begin EXTRACTED ENTRIES

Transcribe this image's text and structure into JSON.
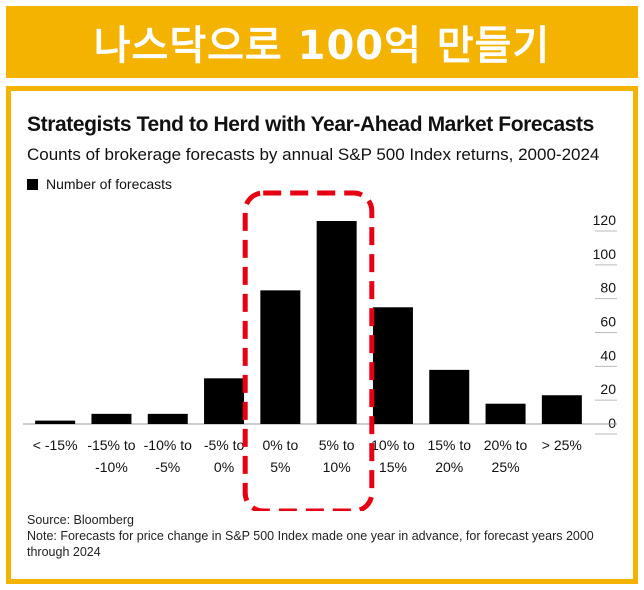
{
  "banner": {
    "title": "나스닥으로 100억 만들기"
  },
  "chart_data": {
    "type": "bar",
    "title": "Strategists Tend to Herd with Year-Ahead Market Forecasts",
    "subtitle": "Counts of brokerage forecasts by annual S&P 500 Index returns, 2000-2024",
    "legend": [
      "Number of forecasts"
    ],
    "categories": [
      [
        "< -15%"
      ],
      [
        "-15% to",
        "-10%"
      ],
      [
        "-10% to",
        "-5%"
      ],
      [
        "-5% to",
        "0%"
      ],
      [
        "0% to",
        "5%"
      ],
      [
        "5% to",
        "10%"
      ],
      [
        "10% to",
        "15%"
      ],
      [
        "15% to",
        "20%"
      ],
      [
        "20% to",
        "25%"
      ],
      [
        "> 25%"
      ]
    ],
    "values": [
      2,
      6,
      6,
      27,
      79,
      120,
      69,
      32,
      12,
      17
    ],
    "ylim": [
      0,
      120
    ],
    "yticks": [
      0,
      20,
      40,
      60,
      80,
      100,
      120
    ],
    "y_axis_side": "right",
    "highlight": {
      "categories": [
        "0% to 5%",
        "5% to 10%"
      ],
      "style": "red dashed box"
    },
    "xlabel": "",
    "ylabel": ""
  },
  "footnotes": {
    "source": "Source: Bloomberg",
    "note": "Note: Forecasts for price change in S&P 500 Index made one year in advance, for forecast years 2000 through 2024"
  },
  "colors": {
    "banner": "#f3b300",
    "bar": "#000000",
    "highlight": "#e60012"
  }
}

end EXTRACTED ENTRIES

→ **DIRECTIONS FOR THIS TASK**: Every line above should be returned word for word, with the pictures left behind.

→ **OUTPUT FOR THIS TASK**:
Transcribe this image's text and structure into JSON.
{
  "banner": {
    "title": "나스닥으로 100억 만들기"
  },
  "chart_data": {
    "type": "bar",
    "title": "Strategists Tend to Herd with Year-Ahead Market Forecasts",
    "subtitle": "Counts of brokerage forecasts by annual S&P 500 Index returns, 2000-2024",
    "legend": [
      "Number of forecasts"
    ],
    "categories": [
      [
        "< -15%"
      ],
      [
        "-15% to",
        "-10%"
      ],
      [
        "-10% to",
        "-5%"
      ],
      [
        "-5% to",
        "0%"
      ],
      [
        "0% to",
        "5%"
      ],
      [
        "5% to",
        "10%"
      ],
      [
        "10% to",
        "15%"
      ],
      [
        "15% to",
        "20%"
      ],
      [
        "20% to",
        "25%"
      ],
      [
        "> 25%"
      ]
    ],
    "values": [
      2,
      6,
      6,
      27,
      79,
      120,
      69,
      32,
      12,
      17
    ],
    "ylim": [
      0,
      120
    ],
    "yticks": [
      0,
      20,
      40,
      60,
      80,
      100,
      120
    ],
    "y_axis_side": "right",
    "highlight": {
      "categories": [
        "0% to 5%",
        "5% to 10%"
      ],
      "style": "red dashed box"
    },
    "xlabel": "",
    "ylabel": ""
  },
  "footnotes": {
    "source": "Source: Bloomberg",
    "note": "Note: Forecasts for price change in S&P 500 Index made one year in advance, for forecast years 2000 through 2024"
  },
  "colors": {
    "banner": "#f3b300",
    "bar": "#000000",
    "highlight": "#e60012"
  }
}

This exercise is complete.